### TASK BRIEF:
Locate the lines that hold the string "temperatury". Copy every such line.
··· INFORMATION PROVIDED ···
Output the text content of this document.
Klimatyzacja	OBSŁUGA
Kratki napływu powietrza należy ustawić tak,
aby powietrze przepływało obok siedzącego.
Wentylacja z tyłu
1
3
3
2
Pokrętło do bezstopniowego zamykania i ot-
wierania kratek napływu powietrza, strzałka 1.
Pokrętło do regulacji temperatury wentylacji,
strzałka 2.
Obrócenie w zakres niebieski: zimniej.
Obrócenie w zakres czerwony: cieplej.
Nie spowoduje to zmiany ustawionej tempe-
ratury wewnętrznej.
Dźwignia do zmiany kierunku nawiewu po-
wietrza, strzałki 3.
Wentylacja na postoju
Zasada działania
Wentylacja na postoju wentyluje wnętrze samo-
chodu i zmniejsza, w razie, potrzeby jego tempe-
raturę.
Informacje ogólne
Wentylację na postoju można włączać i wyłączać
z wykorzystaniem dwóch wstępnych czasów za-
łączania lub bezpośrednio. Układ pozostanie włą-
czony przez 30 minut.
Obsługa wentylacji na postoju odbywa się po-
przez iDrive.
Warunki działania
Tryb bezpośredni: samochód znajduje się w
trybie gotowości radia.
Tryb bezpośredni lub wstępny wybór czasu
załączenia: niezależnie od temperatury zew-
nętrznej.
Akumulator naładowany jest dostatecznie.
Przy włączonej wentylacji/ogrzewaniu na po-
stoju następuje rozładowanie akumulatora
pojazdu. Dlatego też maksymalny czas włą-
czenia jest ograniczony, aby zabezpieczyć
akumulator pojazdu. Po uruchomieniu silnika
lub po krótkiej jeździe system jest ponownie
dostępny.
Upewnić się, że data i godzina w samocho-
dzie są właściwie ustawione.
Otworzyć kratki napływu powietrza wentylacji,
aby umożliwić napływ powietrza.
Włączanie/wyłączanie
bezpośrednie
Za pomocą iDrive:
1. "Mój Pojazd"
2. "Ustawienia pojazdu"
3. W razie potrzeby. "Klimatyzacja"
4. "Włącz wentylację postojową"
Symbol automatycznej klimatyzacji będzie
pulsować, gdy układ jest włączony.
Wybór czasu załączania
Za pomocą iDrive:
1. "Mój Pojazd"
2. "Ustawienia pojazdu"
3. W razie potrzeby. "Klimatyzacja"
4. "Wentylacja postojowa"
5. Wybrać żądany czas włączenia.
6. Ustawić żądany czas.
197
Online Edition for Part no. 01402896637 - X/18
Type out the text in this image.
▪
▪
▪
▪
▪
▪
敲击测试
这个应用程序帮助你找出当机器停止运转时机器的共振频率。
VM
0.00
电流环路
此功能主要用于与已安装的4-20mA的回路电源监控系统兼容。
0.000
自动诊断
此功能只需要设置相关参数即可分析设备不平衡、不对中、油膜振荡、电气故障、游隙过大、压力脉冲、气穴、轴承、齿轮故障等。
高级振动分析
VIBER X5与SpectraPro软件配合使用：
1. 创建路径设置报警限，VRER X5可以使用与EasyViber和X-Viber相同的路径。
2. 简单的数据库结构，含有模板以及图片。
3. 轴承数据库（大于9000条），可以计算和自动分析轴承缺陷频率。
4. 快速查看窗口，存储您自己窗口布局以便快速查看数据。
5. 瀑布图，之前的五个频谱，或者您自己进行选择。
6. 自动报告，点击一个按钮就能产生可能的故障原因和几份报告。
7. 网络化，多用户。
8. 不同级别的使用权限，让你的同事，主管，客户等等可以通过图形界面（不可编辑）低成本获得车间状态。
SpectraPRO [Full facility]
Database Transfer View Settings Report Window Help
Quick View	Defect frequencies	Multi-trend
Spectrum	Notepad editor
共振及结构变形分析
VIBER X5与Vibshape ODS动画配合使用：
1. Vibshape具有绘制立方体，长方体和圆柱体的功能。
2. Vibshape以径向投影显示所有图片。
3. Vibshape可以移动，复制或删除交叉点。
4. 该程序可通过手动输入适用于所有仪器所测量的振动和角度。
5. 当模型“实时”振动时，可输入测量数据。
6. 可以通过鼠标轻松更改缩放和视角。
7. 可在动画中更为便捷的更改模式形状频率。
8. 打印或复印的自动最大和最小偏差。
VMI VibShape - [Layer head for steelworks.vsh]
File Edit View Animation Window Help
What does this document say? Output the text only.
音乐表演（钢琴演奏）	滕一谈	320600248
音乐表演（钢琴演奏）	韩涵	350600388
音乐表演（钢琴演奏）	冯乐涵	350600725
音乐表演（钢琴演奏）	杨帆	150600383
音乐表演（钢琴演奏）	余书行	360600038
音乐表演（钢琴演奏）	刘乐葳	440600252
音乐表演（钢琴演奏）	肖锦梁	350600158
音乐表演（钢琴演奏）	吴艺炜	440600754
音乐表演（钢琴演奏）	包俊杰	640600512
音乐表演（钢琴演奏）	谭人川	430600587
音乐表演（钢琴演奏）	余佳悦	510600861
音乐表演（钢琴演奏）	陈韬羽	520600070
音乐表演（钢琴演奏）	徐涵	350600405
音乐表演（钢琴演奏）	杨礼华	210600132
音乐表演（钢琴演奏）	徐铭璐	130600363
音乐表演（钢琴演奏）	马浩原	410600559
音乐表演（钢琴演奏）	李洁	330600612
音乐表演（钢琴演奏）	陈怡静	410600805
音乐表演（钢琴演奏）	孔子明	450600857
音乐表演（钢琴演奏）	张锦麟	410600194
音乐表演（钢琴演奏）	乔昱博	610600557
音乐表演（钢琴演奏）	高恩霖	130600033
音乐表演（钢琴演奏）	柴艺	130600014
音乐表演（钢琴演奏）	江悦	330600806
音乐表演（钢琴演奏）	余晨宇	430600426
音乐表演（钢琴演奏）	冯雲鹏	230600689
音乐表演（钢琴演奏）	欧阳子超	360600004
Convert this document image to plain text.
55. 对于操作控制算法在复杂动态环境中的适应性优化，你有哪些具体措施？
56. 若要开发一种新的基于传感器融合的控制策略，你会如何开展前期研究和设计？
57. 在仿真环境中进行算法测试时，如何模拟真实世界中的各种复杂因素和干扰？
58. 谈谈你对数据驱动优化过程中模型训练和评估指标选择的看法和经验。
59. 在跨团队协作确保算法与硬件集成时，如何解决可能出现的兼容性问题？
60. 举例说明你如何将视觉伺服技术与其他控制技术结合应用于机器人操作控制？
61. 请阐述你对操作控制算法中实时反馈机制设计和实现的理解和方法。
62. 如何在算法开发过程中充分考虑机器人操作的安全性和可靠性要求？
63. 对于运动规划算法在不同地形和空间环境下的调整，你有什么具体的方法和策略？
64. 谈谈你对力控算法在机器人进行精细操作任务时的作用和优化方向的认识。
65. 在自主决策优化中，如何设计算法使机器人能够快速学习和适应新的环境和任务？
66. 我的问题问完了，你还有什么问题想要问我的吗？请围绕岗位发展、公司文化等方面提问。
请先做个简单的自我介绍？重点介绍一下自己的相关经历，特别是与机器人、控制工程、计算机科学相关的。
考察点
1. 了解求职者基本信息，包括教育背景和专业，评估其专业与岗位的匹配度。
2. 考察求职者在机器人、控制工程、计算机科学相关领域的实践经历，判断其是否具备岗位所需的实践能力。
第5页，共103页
···
### TASK ANSWER:
Pokrętło do regulacji temperatury wentylacji,
załączenia: niezależnie od temperatury zew-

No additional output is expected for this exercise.